■ What you need to do
Every record below should be written out exactly; pictures stay out.

--- Start Extracted information ---

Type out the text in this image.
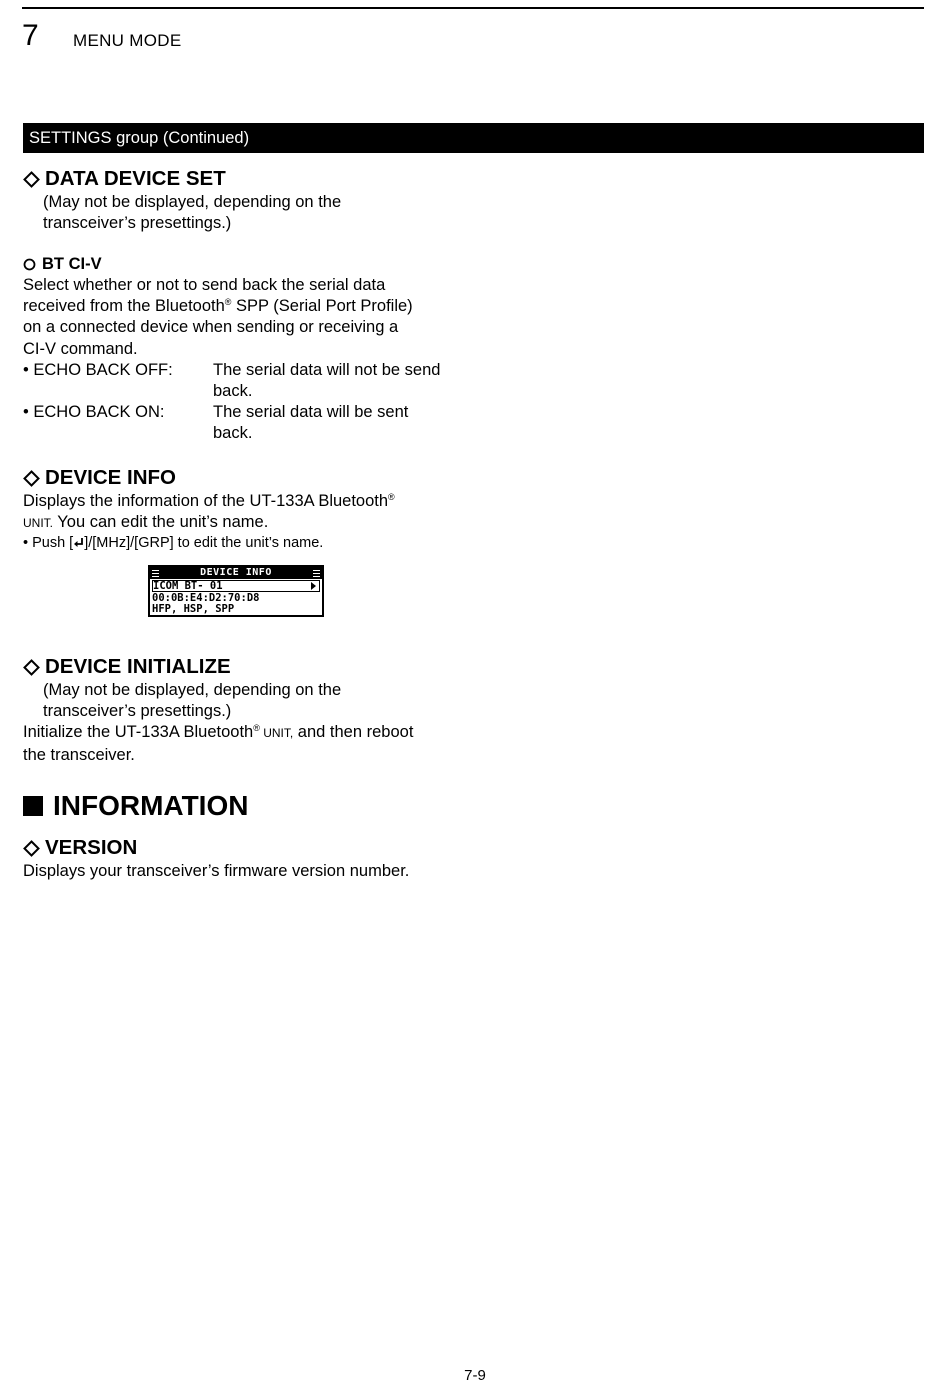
7 MENU MODE
SETTINGS group (Continued)
DATA DEVICE SET
(May not be displayed, depending on the
transceiver’s presettings.)
BT CI-V
Select whether or not to send back the serial data
received from the Bluetooth® SPP (Serial Port Profile)
on a connected device when sending or receiving a
CI-V command.
• ECHO BACK OFF:	The serial data will not be send back.
• ECHO BACK ON:	The serial data will be sent back.
DEVICE INFO
Displays the information of the UT-133A Bluetooth®
UNIT. You can edit the unit’s name.
• Push [ ]/[MHz]/[GRP] to edit the unit’s name.
DEVICE INFO
ICOM BT- 01
00:0B:E4:D2:70:D8
HFP, HSP, SPP
DEVICE INITIALIZE
(May not be displayed, depending on the
transceiver’s presettings.)
Initialize the UT-133A Bluetooth® UNIT, and then reboot
the transceiver.
INFORMATION
VERSION
Displays your transceiver’s firmware version number.
7-9
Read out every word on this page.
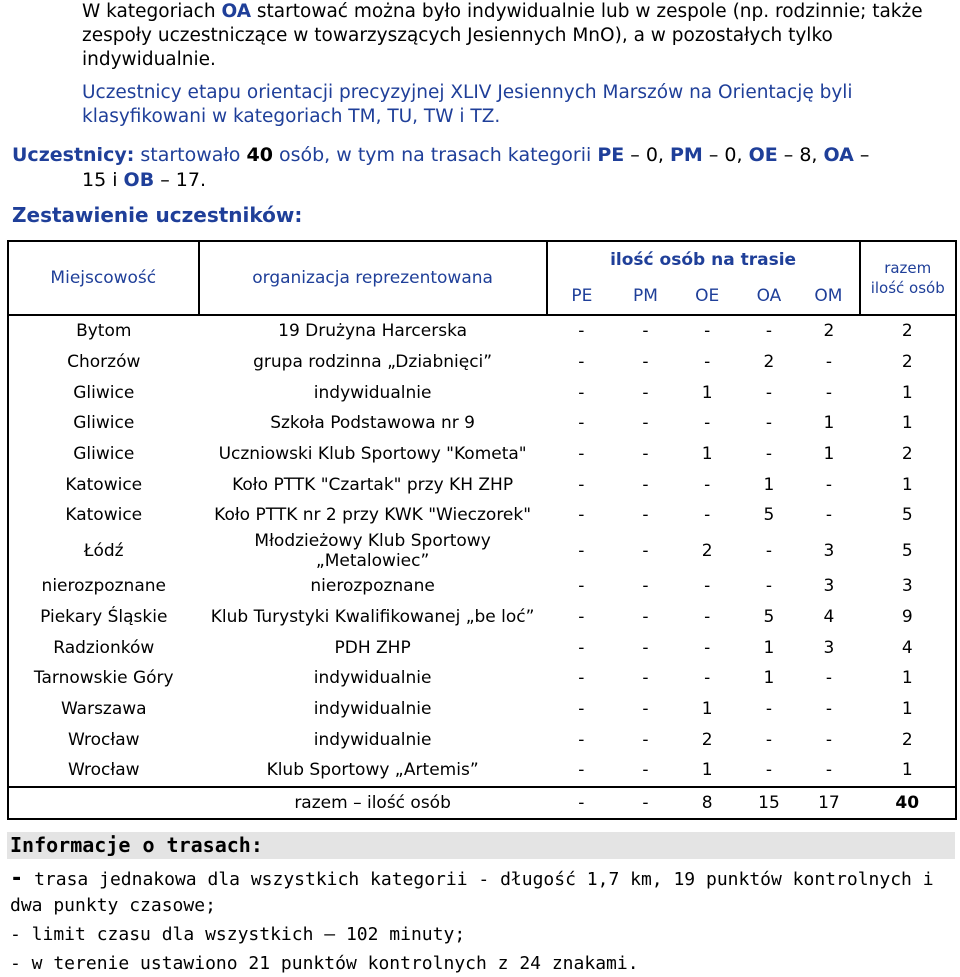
W kategoriach OA startować można było indywidualnie lub w zespole (np. rodzinnie; także zespoły uczestniczące w towarzyszących Jesiennych MnO), a w pozostałych tylko indywidualnie.
Uczestnicy etapu orientacji precyzyjnej XLIV Jesiennych Marszów na Orientację byli klasyfikowani w kategoriach TM, TU, TW i TZ.
Uczestnicy: startowało 40 osób, w tym na trasach kategorii PE – 0, PM – 0, OE – 8, OA –
15 i OB – 17.
Zestawienie uczestników:
Miejscowość	organizacja reprezentowana	ilość osób na trasie					razem
ilość osób
		PE	PM	OE	OA	OM	
Bytom	19 Drużyna Harcerska	-	-	-	-	2	2
Chorzów	grupa rodzinna „Dziabnięci”	-	-	-	2	-	2
Gliwice	indywidualnie	-	-	1	-	-	1
Gliwice	Szkoła Podstawowa nr 9	-	-	-	-	1	1
Gliwice	Uczniowski Klub Sportowy "Kometa"	-	-	1	-	1	2
Katowice	Koło PTTK "Czartak" przy KH ZHP	-	-	-	1	-	1
Katowice	Koło PTTK nr 2 przy KWK "Wieczorek"	-	-	-	5	-	5
Łódź	Młodzieżowy Klub Sportowy „Metalowiec”	-	-	2	-	3	5
nierozpoznane	nierozpoznane	-	-	-	-	3	3
Piekary Śląskie	Klub Turystyki Kwalifikowanej „be loć”	-	-	-	5	4	9
Radzionków	PDH ZHP	-	-	-	1	3	4
Tarnowskie Góry	indywidualnie	-	-	-	1	-	1
Warszawa	indywidualnie	-	-	1	-	-	1
Wrocław	indywidualnie	-	-	2	-	-	2
Wrocław	Klub Sportowy „Artemis”	-	-	1	-	-	1
	razem – ilość osób	-	-	8	15	17	40
Informacje o trasach:
- trasa jednakowa dla wszystkich kategorii - długość 1,7 km, 19 punktów kontrolnych i dwa punkty czasowe;
- limit czasu dla wszystkich – 102 minuty;
- w terenie ustawiono 21 punktów kontrolnych z 24 znakami.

--- End Extracted information ---

■ Correct response
Type out the text in this image.
7 MENU MODE
SETTINGS group (Continued)
DATA DEVICE SET
(May not be displayed, depending on the
transceiver’s presettings.)
BT CI-V
Select whether or not to send back the serial data
received from the Bluetooth® SPP (Serial Port Profile)
on a connected device when sending or receiving a
CI-V command.
• ECHO BACK OFF:	The serial data will not be send back.
• ECHO BACK ON:	The serial data will be sent back.
DEVICE INFO
Displays the information of the UT-133A Bluetooth®
UNIT. You can edit the unit’s name.
• Push [ ]/[MHz]/[GRP] to edit the unit’s name.
DEVICE INFO
ICOM BT- 01
00:0B:E4:D2:70:D8
HFP, HSP, SPP
DEVICE INITIALIZE
(May not be displayed, depending on the
transceiver’s presettings.)
Initialize the UT-133A Bluetooth® UNIT, and then reboot
the transceiver.
INFORMATION
VERSION
Displays your transceiver’s firmware version number.
7-9
Read out every word on this page.
W kategoriach OA startować można było indywidualnie lub w zespole (np. rodzinnie; także zespoły uczestniczące w towarzyszących Jesiennych MnO), a w pozostałych tylko indywidualnie.
Uczestnicy etapu orientacji precyzyjnej XLIV Jesiennych Marszów na Orientację byli klasyfikowani w kategoriach TM, TU, TW i TZ.
Uczestnicy: startowało 40 osób, w tym na trasach kategorii PE – 0, PM – 0, OE – 8, OA –
15 i OB – 17.
Zestawienie uczestników:
Miejscowość	organizacja reprezentowana	ilość osób na trasie					razem
ilość osób
		PE	PM	OE	OA	OM	
Bytom	19 Drużyna Harcerska	-	-	-	-	2	2
Chorzów	grupa rodzinna „Dziabnięci”	-	-	-	2	-	2
Gliwice	indywidualnie	-	-	1	-	-	1
Gliwice	Szkoła Podstawowa nr 9	-	-	-	-	1	1
Gliwice	Uczniowski Klub Sportowy "Kometa"	-	-	1	-	1	2
Katowice	Koło PTTK "Czartak" przy KH ZHP	-	-	-	1	-	1
Katowice	Koło PTTK nr 2 przy KWK "Wieczorek"	-	-	-	5	-	5
Łódź	Młodzieżowy Klub Sportowy „Metalowiec”	-	-	2	-	3	5
nierozpoznane	nierozpoznane	-	-	-	-	3	3
Piekary Śląskie	Klub Turystyki Kwalifikowanej „be loć”	-	-	-	5	4	9
Radzionków	PDH ZHP	-	-	-	1	3	4
Tarnowskie Góry	indywidualnie	-	-	-	1	-	1
Warszawa	indywidualnie	-	-	1	-	-	1
Wrocław	indywidualnie	-	-	2	-	-	2
Wrocław	Klub Sportowy „Artemis”	-	-	1	-	-	1
	razem – ilość osób	-	-	8	15	17	40
Informacje o trasach:
- trasa jednakowa dla wszystkich kategorii - długość 1,7 km, 19 punktów kontrolnych i dwa punkty czasowe;
- limit czasu dla wszystkich – 102 minuty;
- w terenie ustawiono 21 punktów kontrolnych z 24 znakami.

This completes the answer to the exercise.